**OBJECTIVE:**
Copy out every line that contains "entire".
::: DATASET ROWS :::
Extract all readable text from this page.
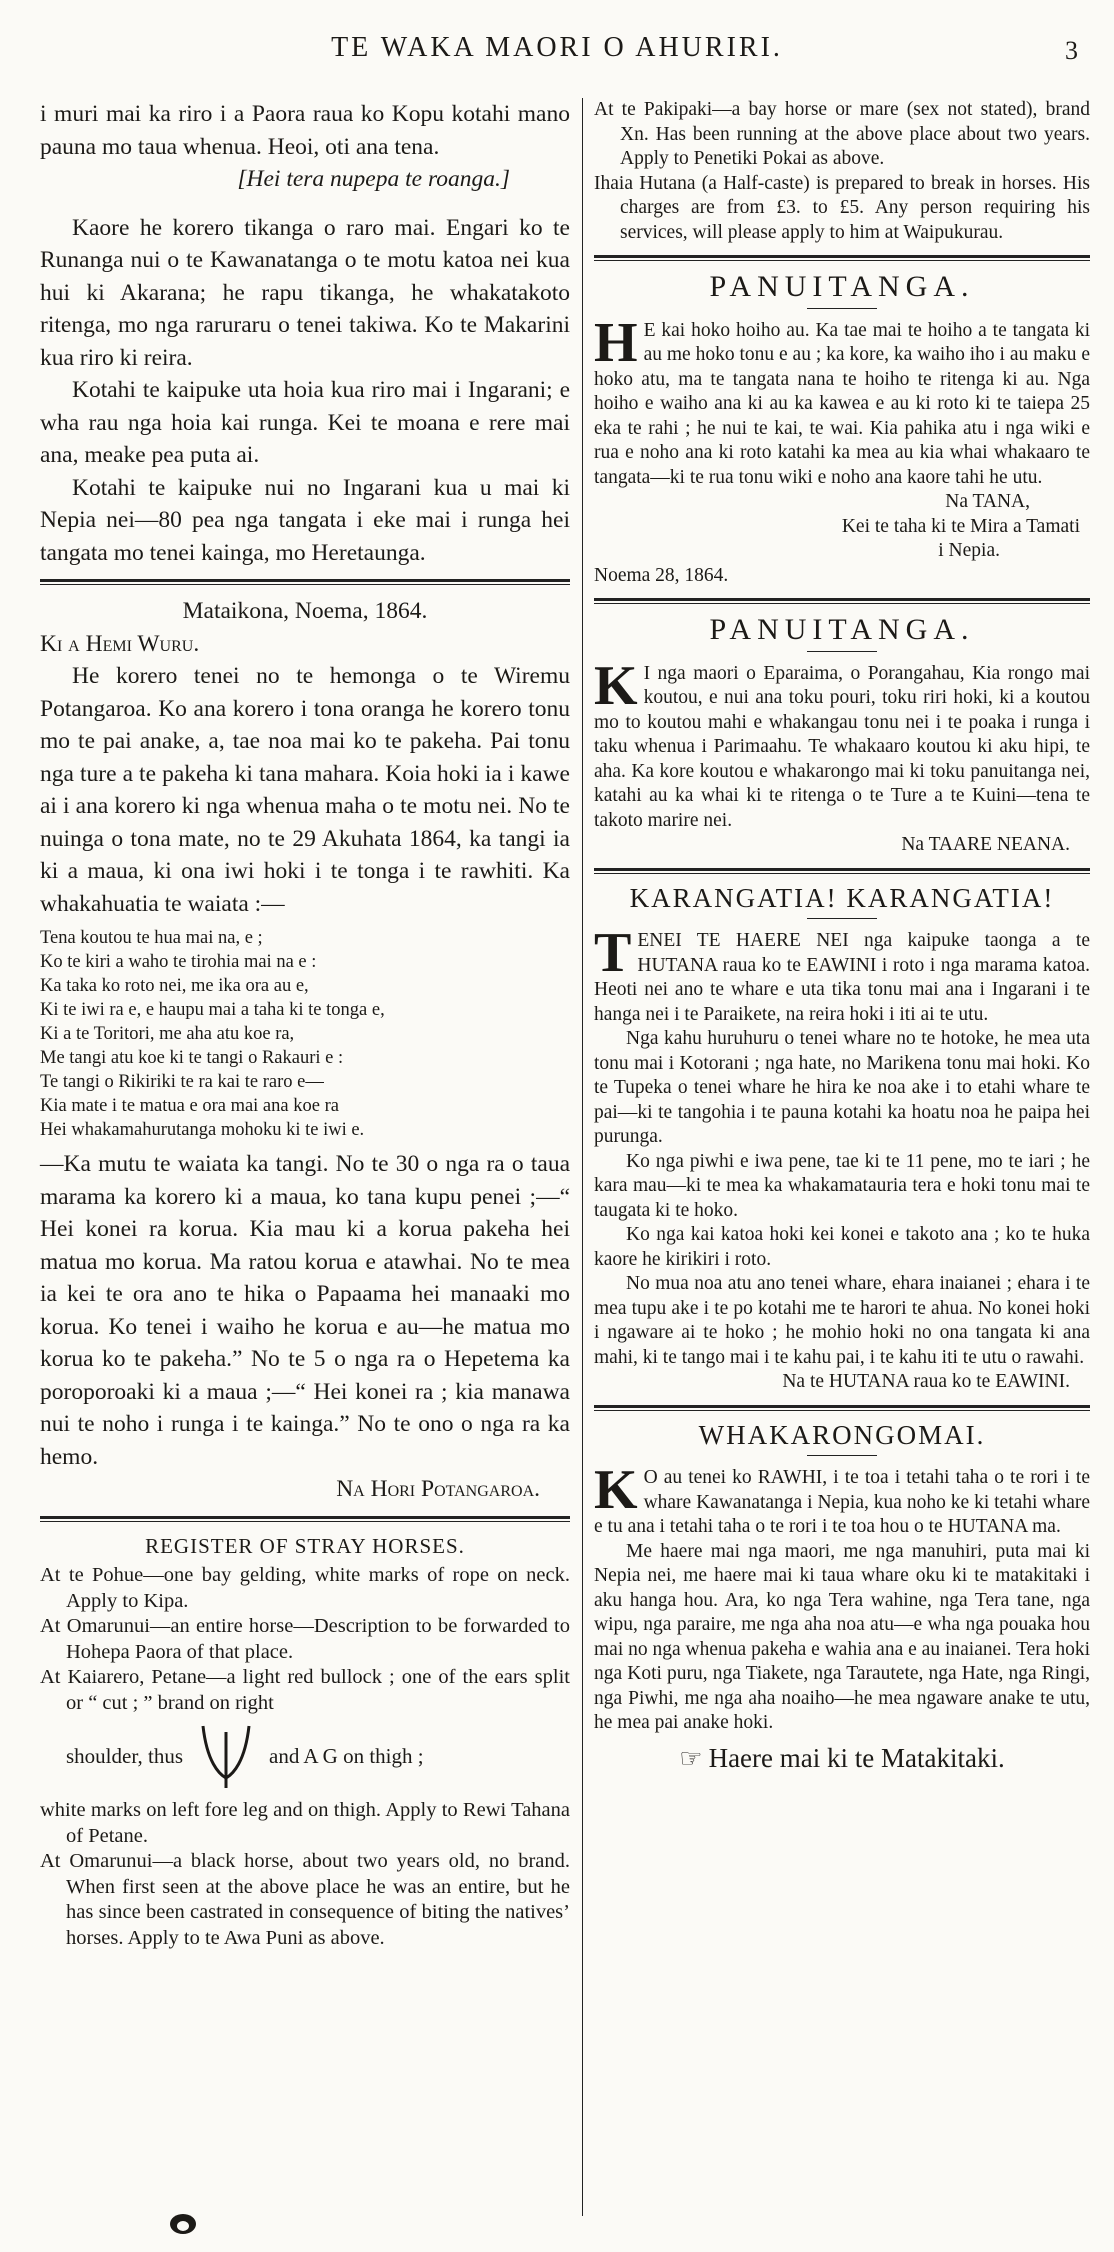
TE WAKA MAORI O AHURIRI.	3

i muri mai ka riro i a Paora raua ko Kopu kotahi mano pauna mo taua whenua. Heoi, oti ana tena.

[Hei tera nupepa te roanga.]

Kaore he korero tikanga o raro mai. Engari ko te Runanga nui o te Kawanatanga o te motu katoa nei kua hui ki Akarana; he rapu tikanga, he whakatakoto ritenga, mo nga raruraru o tenei takiwa. Ko te Makarini kua riro ki reira.

Kotahi te kaipuke uta hoia kua riro mai i Ingarani; e wha rau nga hoia kai runga. Kei te moana e rere mai ana, meake pea puta ai.

Kotahi te kaipuke nui no Ingarani kua u mai ki Nepia nei—80 pea nga tangata i eke mai i runga hei tangata mo tenei kainga, mo Heretaunga.

Mataikona, Noema, 1864.

Ki a Hemi Wuru.

He korero tenei no te hemonga o te Wiremu Potangaroa. Ko ana korero i tona oranga he korero tonu mo te pai anake, a, tae noa mai ko te pakeha. Pai tonu nga ture a te pakeha ki tana mahara. Koia hoki ia i kawe ai i ana korero ki nga whenua maha o te motu nei. No te nuinga o tona mate, no te 29 Akuhata 1864, ka tangi ia ki a maua, ki ona iwi hoki i te tonga i te rawhiti. Ka whakahuatia te waiata :—

Tena koutou te hua mai na, e ;
Ko te kiri a waho te tirohia mai na e :
Ka taka ko roto nei, me ika ora au e,
Ki te iwi ra e, e haupu mai a taha ki te tonga e,
Ki a te Toritori, me aha atu koe ra,
Me tangi atu koe ki te tangi o Rakauri e :
Te tangi o Rikiriki te ra kai te raro e—
Kia mate i te matua e ora mai ana koe ra
Hei whakamahurutanga mohoku ki te iwi e.

—Ka mutu te waiata ka tangi. No te 30 o nga ra o taua marama ka korero ki a maua, ko tana kupu penei ;—“ Hei konei ra korua. Kia mau ki a korua pakeha hei matua mo korua. Ma ratou korua e atawhai. No te mea ia kei te ora ano te hika o Papaama hei manaaki mo korua. Ko tenei i waiho he korua e au—he matua mo korua ko te pakeha.” No te 5 o nga ra o Hepetema ka poroporoaki ki a maua ;—“ Hei konei ra ; kia manawa nui te noho i runga i te kainga.” No te ono o nga ra ka hemo.

Na Hori Potangaroa.

REGISTER OF STRAY HORSES.

At te Pohue—one bay gelding, white marks of rope on neck. Apply to Kipa.

At Omarunui—an entire horse—Description to be forwarded to Hohepa Paora of that place.

At Kaiarero, Petane—a light red bullock ; one of the ears split or “ cut ; ” brand on right

shoulder, thus	and A G on thigh ;

white marks on left fore leg and on thigh. Apply to Rewi Tahana of Petane.

At Omarunui—a black horse, about two years old, no brand. When first seen at the above place he was an entire, but he has since been castrated in consequence of biting the natives’ horses. Apply to te Awa Puni as above.

At te Pakipaki—a bay horse or mare (sex not stated), brand Xn. Has been running at the above place about two years. Apply to Penetiki Pokai as above.

Ihaia Hutana (a Half-caste) is prepared to break in horses. His charges are from £3. to £5. Any person requiring his services, will please apply to him at Waipukurau.

PANUITANGA.

H E kai hoko hoiho au. Ka tae mai te hoiho a te tangata ki au me hoko tonu e au ; ka kore, ka waiho iho i au maku e hoko atu, ma te tangata nana te hoiho te ritenga ki au. Nga hoiho e waiho ana ki au ka kawea e au ki roto ki te taiepa 25 eka te rahi ; he nui te kai, te wai. Kia pahika atu i nga wiki e rua e noho ana ki roto katahi ka mea au kia whai whakaaro te tangata—ki te rua tonu wiki e noho ana kaore tahi he utu.

Na TANA,

Kei te taha ki te Mira a Tamati

i Nepia.

Noema 28, 1864.

PANUITANGA.

K I nga maori o Eparaima, o Porangahau, Kia rongo mai koutou, e nui ana toku pouri, toku riri hoki, ki a koutou mo to koutou mahi e whakangau tonu nei i te poaka i runga i taku whenua i Parimaahu. Te whakaaro koutou ki aku hipi, te aha. Ka kore koutou e whakarongo mai ki toku panuitanga nei, katahi au ka whai ki te ritenga o te Ture a te Kuini—tena te takoto marire nei.

Na TAARE NEANA.

KARANGATIA! KARANGATIA!

TENEI TE HAERE NEI nga kaipuke taonga a te HUTANA raua ko te EAWINI i roto i nga marama katoa. Heoti nei ano te whare e uta tika tonu mai ana i Ingarani i te hanga nei i te Paraikete, na reira hoki i iti ai te utu.

Nga kahu huruhuru o tenei whare no te hotoke, he mea uta tonu mai i Kotorani ; nga hate, no Marikena tonu mai hoki. Ko te Tupeka o tenei whare he hira ke noa ake i to etahi whare te pai—ki te tangohia i te pauna kotahi ka hoatu noa he paipa hei purunga.

Ko nga piwhi e iwa pene, tae ki te 11 pene, mo te iari ; he kara mau—ki te mea ka whakamatauria tera e hoki tonu mai te taugata ki te hoko.

Ko nga kai katoa hoki kei konei e takoto ana ; ko te huka kaore he kirikiri i roto.

No mua noa atu ano tenei whare, ehara inaianei ; ehara i te mea tupu ake i te po kotahi me te harori te ahua. No konei hoki i ngaware ai te hoko ; he mohio hoki no ona tangata ki ana mahi, ki te tango mai i te kahu pai, i te kahu iti te utu o rawahi.

Na te HUTANA raua ko te EAWINI.

WHAKARONGOMAI.

K O au tenei ko RAWHI, i te toa i tetahi taha o te rori i te whare Kawanatanga i Nepia, kua noho ke ki tetahi whare e tu ana i tetahi taha o te rori i te toa hou o te HUTANA ma.

Me haere mai nga maori, me nga manuhiri, puta mai ki Nepia nei, me haere mai ki taua whare oku ki te matakitaki i aku hanga hou. Ara, ko nga Tera wahine, nga Tera tane, nga wipu, nga paraire, me nga aha noa atu—e wha nga pouaka hou mai no nga whenua pakeha e wahia ana e au inaianei. Tera hoki nga Koti puru, nga Tiakete, nga Tarautete, nga Hate, nga Ringi, nga Piwhi, me nga aha noaiho—he mea ngaware anake te utu, he mea pai anake hoki.

☞ Haere mai ki te Matakitaki.
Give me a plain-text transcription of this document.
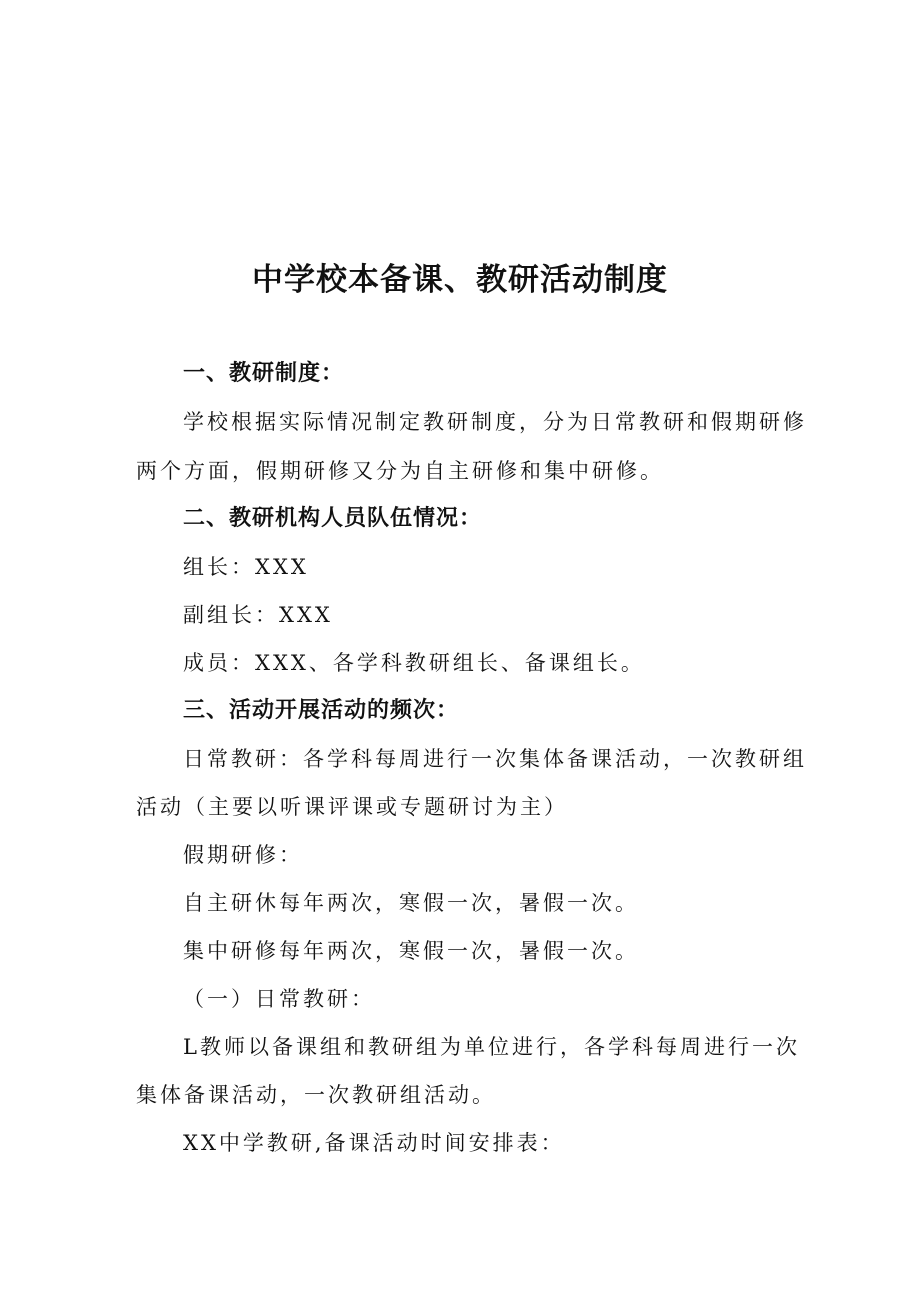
中学校本备课、教研活动制度

一、教研制度：

学校根据实际情况制定教研制度，分为日常教研和假期研修

两个方面，假期研修又分为自主研修和集中研修。

二、教研机构人员队伍情况：

组长：XXX

副组长：XXX

成员：XXX、各学科教研组长、备课组长。

三、活动开展活动的频次：

日常教研：各学科每周进行一次集体备课活动，一次教研组

活动（主要以听课评课或专题研讨为主）

假期研修：

自主研休每年两次，寒假一次，暑假一次。

集中研修每年两次，寒假一次，暑假一次。

（一）日常教研：

L教师以备课组和教研组为单位进行，各学科每周进行一次

集体备课活动，一次教研组活动。

XX中学教研,备课活动时间安排表：
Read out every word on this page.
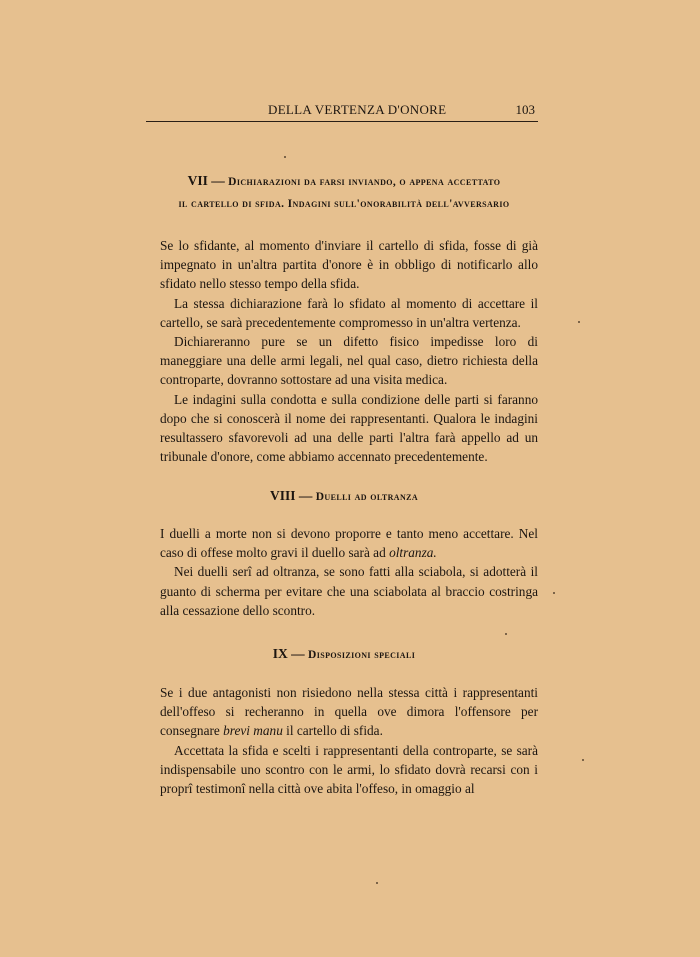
DELLA VERTENZA D'ONORE	103
VII — Dichiarazioni da farsi inviando, o appena accettato
il cartello di sfida. Indagini sull'onorabilità dell'avversario

Se lo sfidante, al momento d'inviare il cartello di sfida, fosse di già impegnato in un'altra partita d'onore è in obbligo di notificarlo allo sfidato nello stesso tempo della sfida.

La stessa dichiarazione farà lo sfidato al momento di accettare il cartello, se sarà precedentemente compromesso in un'altra vertenza.

Dichiareranno pure se un difetto fisico impedisse loro di maneggiare una delle armi legali, nel qual caso, dietro richiesta della controparte, dovranno sottostare ad una visita medica.

Le indagini sulla condotta e sulla condizione delle parti si faranno dopo che si conoscerà il nome dei rappresentanti. Qualora le indagini resultassero sfavorevoli ad una delle parti l'altra farà appello ad un tribunale d'onore, come abbiamo accennato precedentemente.

VIII — Duelli ad oltranza

I duelli a morte non si devono proporre e tanto meno accettare. Nel caso di offese molto gravi il duello sarà ad oltranza.

Nei duelli serî ad oltranza, se sono fatti alla sciabola, si adotterà il guanto di scherma per evitare che una sciabolata al braccio costringa alla cessazione dello scontro.

IX — Disposizioni speciali

Se i due antagonisti non risiedono nella stessa città i rappresentanti dell'offeso si recheranno in quella ove dimora l'offensore per consegnare brevi manu il cartello di sfida.

Accettata la sfida e scelti i rappresentanti della controparte, se sarà indispensabile uno scontro con le armi, lo sfidato dovrà recarsi con i proprî testimonî nella città ove abita l'offeso, in omaggio al
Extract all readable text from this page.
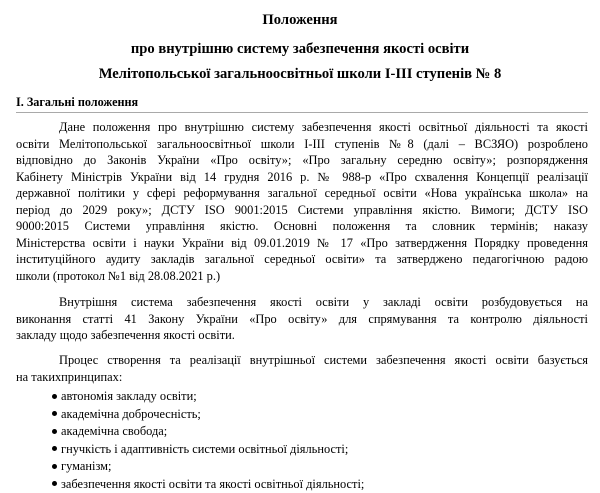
Положення

про внутрішню систему забезпечення якості освіти

Мелітопольської загальноосвітньої школи І-ІІІ ступенів № 8

І. Загальні положення

Дане положення про внутрішню систему забезпечення якості освітньої діяльності та якості

освіти Мелітопольської загальноосвітньої школи І-ІІІ ступенів №8 (далі – ВСЗЯО) розроблено

відповідно до Законів України «Про освіту»; «Про загальну середню освіту»; розпорядження

Кабінету Міністрів України від 14 грудня 2016 р. № 988-р «Про схвалення Концепції реалізації

державної політики у сфері реформування загальної середньої освіти «Нова українська школа» на

період до 2029 року»; ДСТУ ISO 9001:2015 Системи управління якістю. Вимоги; ДСТУ ISO

9000:2015 Системи управління якістю. Основні положення та словник термінів; наказу

Міністерства освіти і науки України від 09.01.2019 № 17 «Про затвердження Порядку проведення

інституційного аудиту закладів загальної середньої освіти» та затверджено педагогічною радою

школи (протокол №1 від 28.08.2021 р.)

Внутрішня система забезпечення якості освіти у закладі освіти розбудовується на

виконання статті 41 Закону України «Про освіту» для спрямування та контролю діяльності

закладу щодо забезпечення якості освіти.

Процес створення та реалізації внутрішньої системи забезпечення якості освіти базується

на такихпринципах:

автономія закладу освіти;
академічна доброчесність;
академічна свобода;
гнучкість і адаптивність системи освітньої діяльності;
гуманізм;
забезпечення якості освіти та якості освітньої діяльності;
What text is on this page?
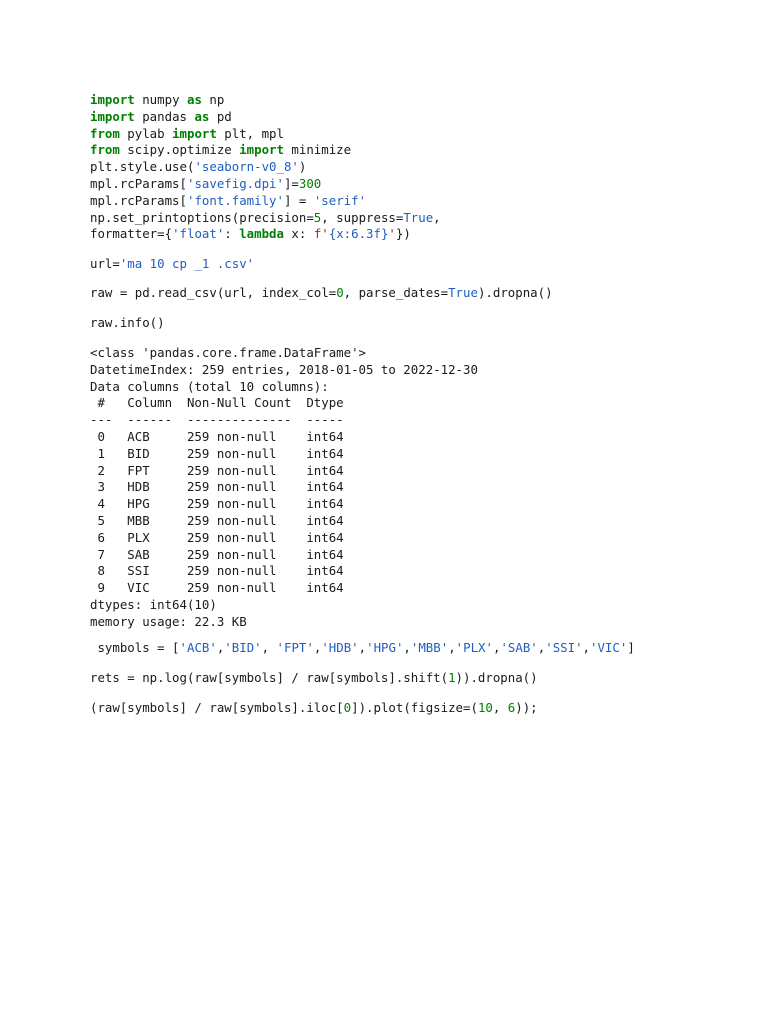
import numpy as np
import pandas as pd
from pylab import plt, mpl
from scipy.optimize import minimize
plt.style.use('seaborn-v0_8')
mpl.rcParams['savefig.dpi']=300
mpl.rcParams['font.family'] = 'serif'
np.set_printoptions(precision=5, suppress=True,
formatter={'float': lambda x: f'{x:6.3f}'})
url='ma 10 cp _1 .csv'
raw = pd.read_csv(url, index_col=0, parse_dates=True).dropna()
raw.info()
<class 'pandas.core.frame.DataFrame'>
DatetimeIndex: 259 entries, 2018-01-05 to 2022-12-30
Data columns (total 10 columns):
#   Column  Non-Null Count  Dtype
---  ------  --------------  -----
0   ACB     259 non-null    int64
1   BID     259 non-null    int64
2   FPT     259 non-null    int64
3   HDB     259 non-null    int64
4   HPG     259 non-null    int64
5   MBB     259 non-null    int64
6   PLX     259 non-null    int64
7   SAB     259 non-null    int64
8   SSI     259 non-null    int64
9   VIC     259 non-null    int64
dtypes: int64(10)
memory usage: 22.3 KB
symbols = ['ACB','BID', 'FPT','HDB','HPG','MBB','PLX','SAB','SSI','VIC']
rets = np.log(raw[symbols] / raw[symbols].shift(1)).dropna()
(raw[symbols] / raw[symbols].iloc[0]).plot(figsize=(10, 6));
:::
**FINAL RESULT:**
At Omarunui—an entire horse—Description to be forwarded to Hohepa Paora of that place.
At Omarunui—a black horse, about two years old, no brand. When first seen at the above place he was an entire, but he has since been castrated in consequence of biting the natives’ horses. Apply to te Awa Puni as above.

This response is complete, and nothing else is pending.